Task brief
Sift the listing for lines that hold the string "JSON" and pull them out.

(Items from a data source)

** start **

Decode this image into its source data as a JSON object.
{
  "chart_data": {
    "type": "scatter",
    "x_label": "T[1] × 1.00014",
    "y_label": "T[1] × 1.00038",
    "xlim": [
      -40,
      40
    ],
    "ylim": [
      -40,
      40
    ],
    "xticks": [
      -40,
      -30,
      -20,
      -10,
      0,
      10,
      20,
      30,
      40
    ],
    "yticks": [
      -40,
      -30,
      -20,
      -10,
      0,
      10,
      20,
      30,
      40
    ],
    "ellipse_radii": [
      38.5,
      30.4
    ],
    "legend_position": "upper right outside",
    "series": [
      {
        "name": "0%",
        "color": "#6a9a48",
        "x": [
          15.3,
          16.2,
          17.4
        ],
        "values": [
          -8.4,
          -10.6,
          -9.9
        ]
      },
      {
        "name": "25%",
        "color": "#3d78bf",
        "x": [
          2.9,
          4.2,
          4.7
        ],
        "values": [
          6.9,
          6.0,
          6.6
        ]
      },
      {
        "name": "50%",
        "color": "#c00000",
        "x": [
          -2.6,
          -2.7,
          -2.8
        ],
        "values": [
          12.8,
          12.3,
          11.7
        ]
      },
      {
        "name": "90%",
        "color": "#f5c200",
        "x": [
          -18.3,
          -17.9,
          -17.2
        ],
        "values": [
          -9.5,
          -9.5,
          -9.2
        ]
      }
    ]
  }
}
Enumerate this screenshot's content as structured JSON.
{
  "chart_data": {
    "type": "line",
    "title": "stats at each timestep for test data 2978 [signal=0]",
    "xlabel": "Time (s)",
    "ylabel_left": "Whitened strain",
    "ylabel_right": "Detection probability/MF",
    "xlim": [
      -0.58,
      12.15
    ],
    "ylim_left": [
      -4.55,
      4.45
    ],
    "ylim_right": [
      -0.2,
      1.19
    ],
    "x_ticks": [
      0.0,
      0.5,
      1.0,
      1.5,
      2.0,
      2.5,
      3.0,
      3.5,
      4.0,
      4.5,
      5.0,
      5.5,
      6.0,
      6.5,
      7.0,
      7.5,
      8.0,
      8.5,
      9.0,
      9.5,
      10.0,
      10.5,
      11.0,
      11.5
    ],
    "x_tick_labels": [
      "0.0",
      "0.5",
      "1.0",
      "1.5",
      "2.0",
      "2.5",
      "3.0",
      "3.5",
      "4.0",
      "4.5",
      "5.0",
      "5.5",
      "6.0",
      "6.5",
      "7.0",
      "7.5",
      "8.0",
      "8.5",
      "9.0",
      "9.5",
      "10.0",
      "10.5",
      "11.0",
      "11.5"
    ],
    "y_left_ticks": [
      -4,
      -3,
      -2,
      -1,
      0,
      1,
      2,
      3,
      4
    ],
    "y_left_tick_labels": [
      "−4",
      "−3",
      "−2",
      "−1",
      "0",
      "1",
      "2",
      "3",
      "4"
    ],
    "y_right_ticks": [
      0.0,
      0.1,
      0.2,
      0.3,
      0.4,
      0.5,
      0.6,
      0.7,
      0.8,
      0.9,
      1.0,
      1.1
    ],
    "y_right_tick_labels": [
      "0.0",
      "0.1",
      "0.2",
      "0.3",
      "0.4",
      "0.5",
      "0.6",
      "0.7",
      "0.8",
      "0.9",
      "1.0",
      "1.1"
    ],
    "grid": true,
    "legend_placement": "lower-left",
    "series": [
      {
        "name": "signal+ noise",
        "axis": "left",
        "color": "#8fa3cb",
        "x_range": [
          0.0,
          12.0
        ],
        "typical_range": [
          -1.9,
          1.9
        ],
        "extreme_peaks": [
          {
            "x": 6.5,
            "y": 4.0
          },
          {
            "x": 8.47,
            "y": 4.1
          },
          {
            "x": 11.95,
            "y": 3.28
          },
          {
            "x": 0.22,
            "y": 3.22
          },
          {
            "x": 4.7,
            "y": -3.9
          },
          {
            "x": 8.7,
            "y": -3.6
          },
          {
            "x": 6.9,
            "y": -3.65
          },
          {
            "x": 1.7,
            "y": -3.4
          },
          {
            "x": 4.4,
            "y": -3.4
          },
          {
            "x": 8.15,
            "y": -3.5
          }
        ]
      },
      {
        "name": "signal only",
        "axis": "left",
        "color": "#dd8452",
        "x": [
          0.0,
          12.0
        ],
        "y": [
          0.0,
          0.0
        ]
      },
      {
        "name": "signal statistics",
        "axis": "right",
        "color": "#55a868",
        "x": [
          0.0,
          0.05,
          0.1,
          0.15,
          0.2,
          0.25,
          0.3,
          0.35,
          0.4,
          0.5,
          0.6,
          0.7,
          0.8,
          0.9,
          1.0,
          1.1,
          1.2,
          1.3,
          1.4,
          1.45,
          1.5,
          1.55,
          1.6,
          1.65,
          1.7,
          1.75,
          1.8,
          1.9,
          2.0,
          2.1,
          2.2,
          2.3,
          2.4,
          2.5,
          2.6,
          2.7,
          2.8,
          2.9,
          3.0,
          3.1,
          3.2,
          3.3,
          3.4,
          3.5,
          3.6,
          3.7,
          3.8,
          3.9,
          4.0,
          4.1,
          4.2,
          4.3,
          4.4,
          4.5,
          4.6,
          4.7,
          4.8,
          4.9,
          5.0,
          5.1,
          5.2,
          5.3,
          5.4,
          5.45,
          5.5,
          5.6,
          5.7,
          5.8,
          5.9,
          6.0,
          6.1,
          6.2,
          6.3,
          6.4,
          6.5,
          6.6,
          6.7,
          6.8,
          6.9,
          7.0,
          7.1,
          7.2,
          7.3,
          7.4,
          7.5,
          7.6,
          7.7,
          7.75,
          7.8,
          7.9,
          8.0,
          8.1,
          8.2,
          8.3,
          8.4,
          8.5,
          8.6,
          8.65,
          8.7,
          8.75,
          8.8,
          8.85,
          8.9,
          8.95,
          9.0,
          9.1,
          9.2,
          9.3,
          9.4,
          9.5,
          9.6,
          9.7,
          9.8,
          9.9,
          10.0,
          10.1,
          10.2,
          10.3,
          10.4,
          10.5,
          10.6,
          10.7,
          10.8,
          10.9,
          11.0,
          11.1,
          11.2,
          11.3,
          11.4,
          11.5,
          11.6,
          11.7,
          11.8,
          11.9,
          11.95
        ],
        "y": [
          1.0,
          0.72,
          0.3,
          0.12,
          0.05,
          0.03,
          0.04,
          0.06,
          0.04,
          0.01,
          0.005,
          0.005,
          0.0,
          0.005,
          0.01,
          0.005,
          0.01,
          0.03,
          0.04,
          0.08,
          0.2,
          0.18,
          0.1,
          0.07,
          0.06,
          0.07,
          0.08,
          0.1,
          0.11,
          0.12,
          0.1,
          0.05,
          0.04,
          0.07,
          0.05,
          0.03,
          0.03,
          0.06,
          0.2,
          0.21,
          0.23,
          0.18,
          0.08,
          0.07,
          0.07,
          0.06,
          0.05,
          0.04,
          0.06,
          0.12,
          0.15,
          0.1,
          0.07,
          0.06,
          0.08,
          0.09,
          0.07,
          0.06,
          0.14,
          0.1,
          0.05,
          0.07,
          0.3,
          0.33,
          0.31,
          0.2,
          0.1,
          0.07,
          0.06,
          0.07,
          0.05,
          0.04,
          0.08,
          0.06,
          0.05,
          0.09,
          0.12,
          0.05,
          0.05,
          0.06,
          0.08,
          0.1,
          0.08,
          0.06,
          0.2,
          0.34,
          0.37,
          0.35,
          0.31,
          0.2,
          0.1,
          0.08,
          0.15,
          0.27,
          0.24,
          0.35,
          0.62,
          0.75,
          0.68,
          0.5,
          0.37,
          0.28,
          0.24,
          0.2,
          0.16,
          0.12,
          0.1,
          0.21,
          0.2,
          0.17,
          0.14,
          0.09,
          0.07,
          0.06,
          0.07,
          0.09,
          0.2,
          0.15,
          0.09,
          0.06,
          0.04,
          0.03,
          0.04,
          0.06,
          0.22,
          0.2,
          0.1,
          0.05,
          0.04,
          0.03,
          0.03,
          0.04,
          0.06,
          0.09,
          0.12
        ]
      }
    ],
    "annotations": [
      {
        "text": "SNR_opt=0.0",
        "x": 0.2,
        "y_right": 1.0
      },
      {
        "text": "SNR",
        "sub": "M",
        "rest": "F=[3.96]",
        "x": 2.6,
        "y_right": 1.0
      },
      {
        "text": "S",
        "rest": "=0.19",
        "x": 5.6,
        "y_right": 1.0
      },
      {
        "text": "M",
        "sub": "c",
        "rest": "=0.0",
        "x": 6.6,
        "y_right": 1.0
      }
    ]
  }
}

** end **

Task output
Decode this image into its source data as a JSON object.
Enumerate this screenshot's content as structured JSON.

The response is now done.